■ **Stored data**
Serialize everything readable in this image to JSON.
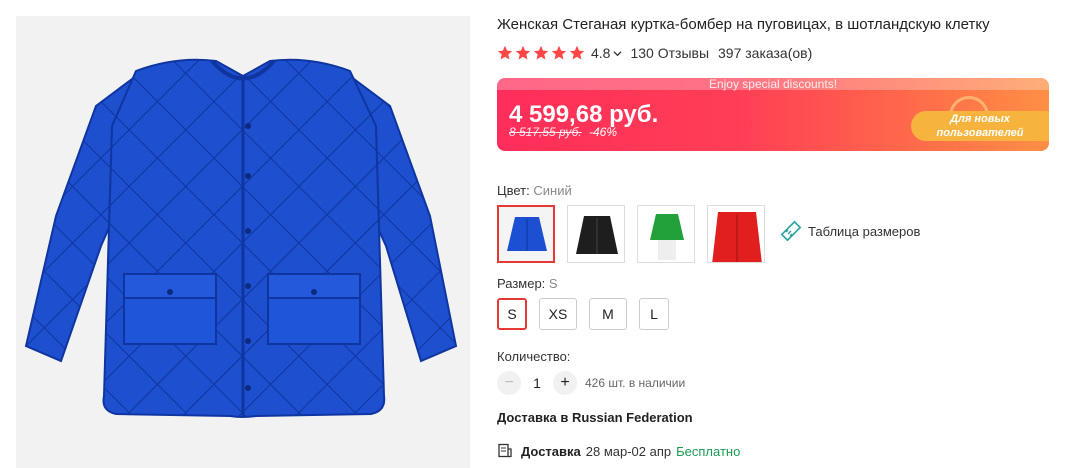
{
  "product": {
    "title": "Женская Стеганая куртка-бомбер на пуговицах, в шотландскую клетку",
    "image_icon": "blue-quilted-jacket-image",
    "rating": {
      "stars": 5,
      "value": "4.8",
      "reviews": "130 Отзывы",
      "orders": "397 заказа(ов)"
    },
    "price_banner": {
      "promo": "Enjoy special discounts!",
      "price": "4 599,68 руб.",
      "old_price": "8 517,55 руб.",
      "discount": "-46%",
      "badge": "Для новых пользователей"
    },
    "color": {
      "label": "Цвет:",
      "value": "Синий",
      "swatches": [
        {
          "name": "blue",
          "color": "#1c4fd1"
        },
        {
          "name": "black",
          "color": "#1e1e1e"
        },
        {
          "name": "green",
          "color": "#22a03a"
        },
        {
          "name": "red",
          "color": "#e11f1f"
        }
      ],
      "size_table": "Таблица размеров"
    },
    "size": {
      "label": "Размер:",
      "value": "S",
      "options": [
        "S",
        "XS",
        "M",
        "L"
      ]
    },
    "quantity": {
      "label": "Количество:",
      "value": "1",
      "minus": "−",
      "plus": "+",
      "stock": "426 шт. в наличии"
    },
    "delivery": {
      "title": "Доставка в Russian Federation",
      "label": "Доставка",
      "dates": "28 мар-02 апр",
      "free": "Бесплатно"
    }
  },
  "colors": {
    "accent": "#e53935",
    "star": "#ff4747",
    "free": "#1a9a55",
    "ruler": "#2aa3a3"
  }
}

■ **GIVEN REQUEST**
Return all lines containing "label".

■ **EXERCISE SOLUTION**
      "label": "Цвет:",
      "label": "Размер:",
      "label": "Количество:",
      "label": "Доставка",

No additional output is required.